» PROBLEM STATEMENT
From the listing below, pull out the lines that hold "Carrington".

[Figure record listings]
_ _ _

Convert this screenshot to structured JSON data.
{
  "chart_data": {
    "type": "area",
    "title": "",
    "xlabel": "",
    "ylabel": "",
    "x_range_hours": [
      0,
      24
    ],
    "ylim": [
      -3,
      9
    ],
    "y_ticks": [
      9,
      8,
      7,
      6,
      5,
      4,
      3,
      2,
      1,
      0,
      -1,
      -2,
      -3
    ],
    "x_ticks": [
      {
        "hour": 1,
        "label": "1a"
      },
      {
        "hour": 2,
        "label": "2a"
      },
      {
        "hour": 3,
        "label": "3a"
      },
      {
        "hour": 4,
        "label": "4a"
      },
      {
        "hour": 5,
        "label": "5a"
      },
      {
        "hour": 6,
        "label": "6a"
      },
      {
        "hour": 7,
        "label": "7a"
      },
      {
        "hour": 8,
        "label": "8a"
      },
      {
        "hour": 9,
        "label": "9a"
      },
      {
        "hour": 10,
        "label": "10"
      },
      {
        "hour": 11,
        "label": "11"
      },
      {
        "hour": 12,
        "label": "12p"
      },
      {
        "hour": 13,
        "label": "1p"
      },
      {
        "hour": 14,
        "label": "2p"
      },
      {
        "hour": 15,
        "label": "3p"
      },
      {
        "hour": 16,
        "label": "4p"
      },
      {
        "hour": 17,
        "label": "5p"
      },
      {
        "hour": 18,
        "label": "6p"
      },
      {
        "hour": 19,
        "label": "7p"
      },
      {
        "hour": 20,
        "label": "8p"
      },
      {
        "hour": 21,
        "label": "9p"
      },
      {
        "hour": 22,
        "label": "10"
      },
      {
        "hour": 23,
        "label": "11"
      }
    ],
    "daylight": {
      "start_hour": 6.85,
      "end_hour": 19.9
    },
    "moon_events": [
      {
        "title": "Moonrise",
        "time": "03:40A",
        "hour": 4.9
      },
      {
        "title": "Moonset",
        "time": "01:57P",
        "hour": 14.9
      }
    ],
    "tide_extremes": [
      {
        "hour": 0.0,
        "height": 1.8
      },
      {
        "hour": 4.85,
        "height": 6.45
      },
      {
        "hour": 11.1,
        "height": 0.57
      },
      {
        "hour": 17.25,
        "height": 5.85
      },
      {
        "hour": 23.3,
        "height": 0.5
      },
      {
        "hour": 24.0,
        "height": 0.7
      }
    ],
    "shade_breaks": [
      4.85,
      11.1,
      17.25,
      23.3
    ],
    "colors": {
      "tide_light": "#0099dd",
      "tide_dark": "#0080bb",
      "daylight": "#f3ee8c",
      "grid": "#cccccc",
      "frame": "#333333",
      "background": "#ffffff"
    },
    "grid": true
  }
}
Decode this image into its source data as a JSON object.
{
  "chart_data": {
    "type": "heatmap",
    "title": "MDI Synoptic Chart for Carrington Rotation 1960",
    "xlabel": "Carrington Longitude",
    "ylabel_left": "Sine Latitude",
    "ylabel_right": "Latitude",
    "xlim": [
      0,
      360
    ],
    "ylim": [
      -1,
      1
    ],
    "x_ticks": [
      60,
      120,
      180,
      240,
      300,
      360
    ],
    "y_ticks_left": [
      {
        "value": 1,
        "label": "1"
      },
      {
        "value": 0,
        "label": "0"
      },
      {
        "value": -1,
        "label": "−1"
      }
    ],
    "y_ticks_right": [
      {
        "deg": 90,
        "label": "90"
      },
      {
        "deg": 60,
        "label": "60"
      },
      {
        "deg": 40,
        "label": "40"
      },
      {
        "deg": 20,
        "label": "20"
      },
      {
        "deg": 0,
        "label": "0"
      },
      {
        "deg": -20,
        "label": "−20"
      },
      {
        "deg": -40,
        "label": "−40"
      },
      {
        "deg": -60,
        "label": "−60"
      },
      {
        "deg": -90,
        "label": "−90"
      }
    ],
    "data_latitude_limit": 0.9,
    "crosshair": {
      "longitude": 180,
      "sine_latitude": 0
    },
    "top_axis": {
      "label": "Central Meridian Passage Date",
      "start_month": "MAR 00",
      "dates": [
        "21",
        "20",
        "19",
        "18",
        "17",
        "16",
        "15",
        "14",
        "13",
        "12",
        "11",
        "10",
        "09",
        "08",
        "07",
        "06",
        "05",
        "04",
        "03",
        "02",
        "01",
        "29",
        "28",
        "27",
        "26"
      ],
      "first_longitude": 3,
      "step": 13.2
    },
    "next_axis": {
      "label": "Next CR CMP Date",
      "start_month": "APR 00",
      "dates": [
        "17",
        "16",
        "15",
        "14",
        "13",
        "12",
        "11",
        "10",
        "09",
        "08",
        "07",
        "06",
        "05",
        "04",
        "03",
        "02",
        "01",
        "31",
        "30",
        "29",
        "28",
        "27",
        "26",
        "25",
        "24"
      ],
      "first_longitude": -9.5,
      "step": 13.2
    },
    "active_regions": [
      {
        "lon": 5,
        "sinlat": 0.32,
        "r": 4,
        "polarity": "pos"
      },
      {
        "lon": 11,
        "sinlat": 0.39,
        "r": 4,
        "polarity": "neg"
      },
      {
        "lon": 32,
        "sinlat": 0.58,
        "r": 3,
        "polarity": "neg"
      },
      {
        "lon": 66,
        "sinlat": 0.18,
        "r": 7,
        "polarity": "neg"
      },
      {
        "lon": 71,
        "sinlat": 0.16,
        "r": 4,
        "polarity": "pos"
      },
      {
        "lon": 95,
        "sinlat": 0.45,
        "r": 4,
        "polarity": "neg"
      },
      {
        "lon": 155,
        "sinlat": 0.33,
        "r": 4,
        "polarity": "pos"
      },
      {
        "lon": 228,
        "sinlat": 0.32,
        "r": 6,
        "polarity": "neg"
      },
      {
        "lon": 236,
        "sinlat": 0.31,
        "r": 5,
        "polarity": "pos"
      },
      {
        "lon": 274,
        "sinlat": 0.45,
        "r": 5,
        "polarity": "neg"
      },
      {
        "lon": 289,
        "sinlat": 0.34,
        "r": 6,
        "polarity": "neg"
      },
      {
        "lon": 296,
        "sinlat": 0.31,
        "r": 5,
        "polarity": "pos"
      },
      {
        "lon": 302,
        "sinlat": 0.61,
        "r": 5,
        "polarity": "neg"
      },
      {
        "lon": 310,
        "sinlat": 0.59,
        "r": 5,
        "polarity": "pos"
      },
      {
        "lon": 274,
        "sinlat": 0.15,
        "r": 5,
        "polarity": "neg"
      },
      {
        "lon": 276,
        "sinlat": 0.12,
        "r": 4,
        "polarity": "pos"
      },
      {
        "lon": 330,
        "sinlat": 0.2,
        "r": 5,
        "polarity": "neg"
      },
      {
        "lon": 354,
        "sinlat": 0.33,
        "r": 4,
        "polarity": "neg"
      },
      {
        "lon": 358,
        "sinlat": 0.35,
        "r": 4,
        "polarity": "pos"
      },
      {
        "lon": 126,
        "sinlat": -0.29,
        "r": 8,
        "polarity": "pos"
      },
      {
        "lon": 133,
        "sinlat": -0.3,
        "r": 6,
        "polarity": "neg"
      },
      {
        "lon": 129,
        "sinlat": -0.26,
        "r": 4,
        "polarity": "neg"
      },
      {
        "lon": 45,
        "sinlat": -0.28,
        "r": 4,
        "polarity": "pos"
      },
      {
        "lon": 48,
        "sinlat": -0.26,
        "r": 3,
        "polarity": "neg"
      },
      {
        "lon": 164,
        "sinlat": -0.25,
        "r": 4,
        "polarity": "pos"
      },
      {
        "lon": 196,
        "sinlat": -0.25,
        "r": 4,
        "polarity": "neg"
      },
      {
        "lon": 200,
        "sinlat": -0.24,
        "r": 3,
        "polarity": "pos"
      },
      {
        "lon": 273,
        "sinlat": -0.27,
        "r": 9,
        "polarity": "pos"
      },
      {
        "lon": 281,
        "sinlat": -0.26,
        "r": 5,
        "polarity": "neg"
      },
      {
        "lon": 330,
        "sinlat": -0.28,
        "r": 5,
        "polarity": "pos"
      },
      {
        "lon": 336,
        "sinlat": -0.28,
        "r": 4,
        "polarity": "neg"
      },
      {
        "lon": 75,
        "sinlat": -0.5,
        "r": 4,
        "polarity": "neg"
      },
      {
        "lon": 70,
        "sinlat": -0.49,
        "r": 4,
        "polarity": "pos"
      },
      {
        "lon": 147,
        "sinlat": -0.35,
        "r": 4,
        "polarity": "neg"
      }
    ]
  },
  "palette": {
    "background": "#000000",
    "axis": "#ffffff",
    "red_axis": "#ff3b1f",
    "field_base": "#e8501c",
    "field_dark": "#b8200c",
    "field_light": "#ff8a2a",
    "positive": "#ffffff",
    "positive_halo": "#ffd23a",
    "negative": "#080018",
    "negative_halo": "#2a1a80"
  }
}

_ _ _

» OUTPUT FOR THIS EXERCISE
    "title": "MDI Synoptic Chart for Carrington Rotation 1960",
    "xlabel": "Carrington Longitude",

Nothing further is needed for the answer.